Below is an example of 'restop' section:
<!--restop--> <TABLE BORDER=0 WIDTH=100%> <TR> <TD>Search<BR>results:</TD> <TD><small>$(WE)</small></TD> <TD><small>$(W)</small></TD> </TR> </TABLE> <HR> <CENTER> Displaying documents $(first)-$(last) of total <B>$(total)</B> found. </CENTER> <!--/restop-->
RES - This section is used for displaying various information about every found document. The following meta symbols are used:
$(DU) Document URL
$(DT) Document Title
$(DR) Document Rating (as calculated by mnoGoSearch
$(DX) Document teXt (the first couple of lines to give an idea of what the document is about).
$(DC) Document Content-type (for example, text/html)
$(DM) Document Last-Modified date
$(DS) Document Size (in bytes)
● ● ● ●
• EXERCISE 1:
Does the search template excerpt support each statement below? Answer yes or no for each, quoting the words from the text that decide it.
(a) The RES section displays information about every document found.
(b) $(DS) gives a document's size in kilobytes.
(c) $(DM) gives the date a document was created.
• EXERCISE 2: Reproduce the search template excerpt from "Below is an" to "(for example, text/html)".

(Region boundary data)
● ● ● ●
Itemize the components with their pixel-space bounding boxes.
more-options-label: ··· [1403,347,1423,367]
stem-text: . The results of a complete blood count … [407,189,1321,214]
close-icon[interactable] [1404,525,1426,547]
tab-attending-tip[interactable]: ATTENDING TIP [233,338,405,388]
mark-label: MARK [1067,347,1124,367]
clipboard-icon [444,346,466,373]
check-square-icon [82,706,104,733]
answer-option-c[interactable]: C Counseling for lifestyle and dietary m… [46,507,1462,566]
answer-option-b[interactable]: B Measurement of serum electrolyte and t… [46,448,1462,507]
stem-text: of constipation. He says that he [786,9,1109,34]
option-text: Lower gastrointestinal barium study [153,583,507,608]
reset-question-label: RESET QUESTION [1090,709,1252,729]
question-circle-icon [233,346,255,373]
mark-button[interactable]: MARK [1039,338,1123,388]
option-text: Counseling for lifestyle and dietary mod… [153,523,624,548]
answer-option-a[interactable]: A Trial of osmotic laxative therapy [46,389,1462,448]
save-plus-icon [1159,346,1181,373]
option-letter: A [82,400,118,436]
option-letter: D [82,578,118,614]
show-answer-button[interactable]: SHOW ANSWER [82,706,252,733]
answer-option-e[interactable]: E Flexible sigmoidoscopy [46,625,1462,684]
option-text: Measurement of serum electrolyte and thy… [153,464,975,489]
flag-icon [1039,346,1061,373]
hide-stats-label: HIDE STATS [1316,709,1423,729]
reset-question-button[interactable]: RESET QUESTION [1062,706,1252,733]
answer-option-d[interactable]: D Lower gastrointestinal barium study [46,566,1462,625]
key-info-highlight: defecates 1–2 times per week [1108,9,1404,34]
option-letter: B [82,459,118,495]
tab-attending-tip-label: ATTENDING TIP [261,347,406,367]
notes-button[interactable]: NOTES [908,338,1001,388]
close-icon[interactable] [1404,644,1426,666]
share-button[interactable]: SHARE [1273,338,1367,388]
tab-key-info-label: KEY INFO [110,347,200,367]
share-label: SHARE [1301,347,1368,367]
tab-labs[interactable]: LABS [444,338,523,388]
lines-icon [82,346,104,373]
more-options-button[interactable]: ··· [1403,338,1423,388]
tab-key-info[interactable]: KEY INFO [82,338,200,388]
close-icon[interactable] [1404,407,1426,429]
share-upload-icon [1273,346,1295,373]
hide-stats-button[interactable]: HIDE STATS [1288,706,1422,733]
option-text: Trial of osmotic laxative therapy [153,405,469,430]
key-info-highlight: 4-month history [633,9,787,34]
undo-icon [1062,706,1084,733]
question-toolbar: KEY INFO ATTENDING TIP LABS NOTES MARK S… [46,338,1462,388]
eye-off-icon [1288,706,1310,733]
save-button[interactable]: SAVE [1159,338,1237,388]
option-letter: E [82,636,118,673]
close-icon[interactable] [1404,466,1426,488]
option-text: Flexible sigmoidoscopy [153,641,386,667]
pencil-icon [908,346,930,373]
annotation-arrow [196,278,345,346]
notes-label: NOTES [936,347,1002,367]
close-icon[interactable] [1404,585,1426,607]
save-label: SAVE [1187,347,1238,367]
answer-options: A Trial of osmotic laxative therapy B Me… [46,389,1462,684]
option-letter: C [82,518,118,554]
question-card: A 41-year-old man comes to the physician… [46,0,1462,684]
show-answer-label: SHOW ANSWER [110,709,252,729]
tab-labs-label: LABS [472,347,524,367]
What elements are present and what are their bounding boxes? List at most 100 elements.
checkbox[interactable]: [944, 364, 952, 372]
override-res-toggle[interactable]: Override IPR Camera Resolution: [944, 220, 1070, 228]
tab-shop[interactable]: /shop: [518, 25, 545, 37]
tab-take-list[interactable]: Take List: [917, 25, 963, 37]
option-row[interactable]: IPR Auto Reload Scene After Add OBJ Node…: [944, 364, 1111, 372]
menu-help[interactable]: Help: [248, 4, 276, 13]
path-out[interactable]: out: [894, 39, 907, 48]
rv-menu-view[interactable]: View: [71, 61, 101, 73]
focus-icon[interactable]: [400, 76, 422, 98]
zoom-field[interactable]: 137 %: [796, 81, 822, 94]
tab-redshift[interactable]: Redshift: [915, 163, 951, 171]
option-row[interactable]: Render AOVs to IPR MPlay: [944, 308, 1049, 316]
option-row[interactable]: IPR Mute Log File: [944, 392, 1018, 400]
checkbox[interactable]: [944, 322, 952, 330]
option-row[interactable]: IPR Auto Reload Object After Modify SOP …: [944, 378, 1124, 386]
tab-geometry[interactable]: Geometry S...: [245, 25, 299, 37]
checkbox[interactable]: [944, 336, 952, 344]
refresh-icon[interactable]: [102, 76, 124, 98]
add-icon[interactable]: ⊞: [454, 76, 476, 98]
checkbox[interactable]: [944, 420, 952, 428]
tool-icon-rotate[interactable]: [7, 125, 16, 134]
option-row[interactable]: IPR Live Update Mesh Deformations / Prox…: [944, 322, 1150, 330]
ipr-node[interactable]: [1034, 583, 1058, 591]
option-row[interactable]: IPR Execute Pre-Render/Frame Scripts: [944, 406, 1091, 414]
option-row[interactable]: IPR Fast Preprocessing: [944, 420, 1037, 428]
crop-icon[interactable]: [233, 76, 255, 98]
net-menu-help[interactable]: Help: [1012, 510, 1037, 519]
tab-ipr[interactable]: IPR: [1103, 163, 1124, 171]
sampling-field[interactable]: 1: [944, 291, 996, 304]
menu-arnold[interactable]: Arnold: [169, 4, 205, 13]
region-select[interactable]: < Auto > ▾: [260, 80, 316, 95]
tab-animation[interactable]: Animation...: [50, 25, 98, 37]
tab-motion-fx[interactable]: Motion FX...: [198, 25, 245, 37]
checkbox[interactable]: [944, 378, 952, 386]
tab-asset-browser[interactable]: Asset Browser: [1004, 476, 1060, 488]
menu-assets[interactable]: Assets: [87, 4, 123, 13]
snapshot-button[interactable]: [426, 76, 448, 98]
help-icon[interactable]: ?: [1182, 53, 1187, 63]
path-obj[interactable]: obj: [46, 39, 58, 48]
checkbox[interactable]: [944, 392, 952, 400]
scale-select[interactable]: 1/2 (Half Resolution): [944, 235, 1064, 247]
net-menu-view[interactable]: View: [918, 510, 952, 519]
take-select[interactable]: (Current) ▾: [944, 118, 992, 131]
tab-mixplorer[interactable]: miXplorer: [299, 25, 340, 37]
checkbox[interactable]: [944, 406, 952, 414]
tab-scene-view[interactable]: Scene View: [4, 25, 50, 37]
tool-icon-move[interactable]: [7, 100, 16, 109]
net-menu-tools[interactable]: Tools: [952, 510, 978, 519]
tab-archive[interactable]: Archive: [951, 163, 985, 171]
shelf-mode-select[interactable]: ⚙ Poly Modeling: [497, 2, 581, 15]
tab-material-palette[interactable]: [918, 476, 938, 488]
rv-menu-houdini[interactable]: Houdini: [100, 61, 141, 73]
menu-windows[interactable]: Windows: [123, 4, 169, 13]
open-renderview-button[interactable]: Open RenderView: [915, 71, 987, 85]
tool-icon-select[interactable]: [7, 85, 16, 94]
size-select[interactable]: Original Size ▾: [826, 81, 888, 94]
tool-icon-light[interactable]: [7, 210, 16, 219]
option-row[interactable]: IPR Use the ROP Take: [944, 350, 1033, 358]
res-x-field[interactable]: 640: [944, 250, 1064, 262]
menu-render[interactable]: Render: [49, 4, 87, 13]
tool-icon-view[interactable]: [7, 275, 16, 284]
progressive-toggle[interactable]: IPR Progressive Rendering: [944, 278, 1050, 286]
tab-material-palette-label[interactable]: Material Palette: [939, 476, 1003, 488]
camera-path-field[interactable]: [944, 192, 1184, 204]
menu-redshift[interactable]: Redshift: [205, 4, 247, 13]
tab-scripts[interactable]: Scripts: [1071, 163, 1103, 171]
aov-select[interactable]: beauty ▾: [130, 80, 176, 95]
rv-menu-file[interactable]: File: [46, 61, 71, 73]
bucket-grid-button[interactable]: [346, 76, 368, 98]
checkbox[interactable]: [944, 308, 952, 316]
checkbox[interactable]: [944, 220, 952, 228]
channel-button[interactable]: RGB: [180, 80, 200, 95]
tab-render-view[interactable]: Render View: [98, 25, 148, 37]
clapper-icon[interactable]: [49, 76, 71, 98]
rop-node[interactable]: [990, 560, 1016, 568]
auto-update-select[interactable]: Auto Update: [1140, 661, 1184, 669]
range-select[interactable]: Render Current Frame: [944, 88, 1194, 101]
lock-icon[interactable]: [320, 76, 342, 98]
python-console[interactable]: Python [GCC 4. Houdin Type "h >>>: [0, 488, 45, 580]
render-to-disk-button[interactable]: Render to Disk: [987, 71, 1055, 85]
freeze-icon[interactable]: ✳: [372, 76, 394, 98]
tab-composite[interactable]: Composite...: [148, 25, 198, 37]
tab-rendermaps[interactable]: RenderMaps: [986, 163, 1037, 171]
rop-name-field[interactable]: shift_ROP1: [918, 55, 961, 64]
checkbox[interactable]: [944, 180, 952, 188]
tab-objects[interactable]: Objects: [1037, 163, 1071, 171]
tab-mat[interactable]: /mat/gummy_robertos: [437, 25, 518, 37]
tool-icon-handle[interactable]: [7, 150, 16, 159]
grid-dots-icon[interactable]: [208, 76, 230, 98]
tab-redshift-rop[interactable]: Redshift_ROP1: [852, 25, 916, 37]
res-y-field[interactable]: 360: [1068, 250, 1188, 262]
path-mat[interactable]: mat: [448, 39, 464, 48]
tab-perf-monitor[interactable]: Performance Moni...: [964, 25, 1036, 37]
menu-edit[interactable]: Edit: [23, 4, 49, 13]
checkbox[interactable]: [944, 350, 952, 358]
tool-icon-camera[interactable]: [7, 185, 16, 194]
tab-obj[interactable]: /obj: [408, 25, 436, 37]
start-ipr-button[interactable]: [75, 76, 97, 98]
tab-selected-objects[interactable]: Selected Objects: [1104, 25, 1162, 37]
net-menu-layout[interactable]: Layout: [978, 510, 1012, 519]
● ● ● ●
• WRITTEN SOLUTION 1:
(a) Yes: "This section is used for displaying various information about every found document."
(b) No: "$(DS) Document Size (in bytes)"
(c) No: "$(DM) Document Last-Modified date"

• WRITTEN SOLUTION 2:
Below is an example of 'restop' section:
<!--restop--> <TABLE BORDER=0 WIDTH=100%> <TR> <TD>Search<BR>results:</TD> <TD><small>$(WE)</small></TD> <TD><small>$(W)</small></TD> </TR> </TABLE> <HR> <CENTER> Displaying documents $(first)-$(last) of total <B>$(total)</B> found. </CENTER> <!--/restop-->
RES - This section is used for displaying various information about every found document. The following meta symbols are used:
$(DU) Document URL
$(DT) Document Title
$(DR) Document Rating (as calculated by mnoGoSearch
$(DX) Document teXt (the first couple of lines to give an idea of what the document is about).
$(DC) Document Content-type (for example, text/html)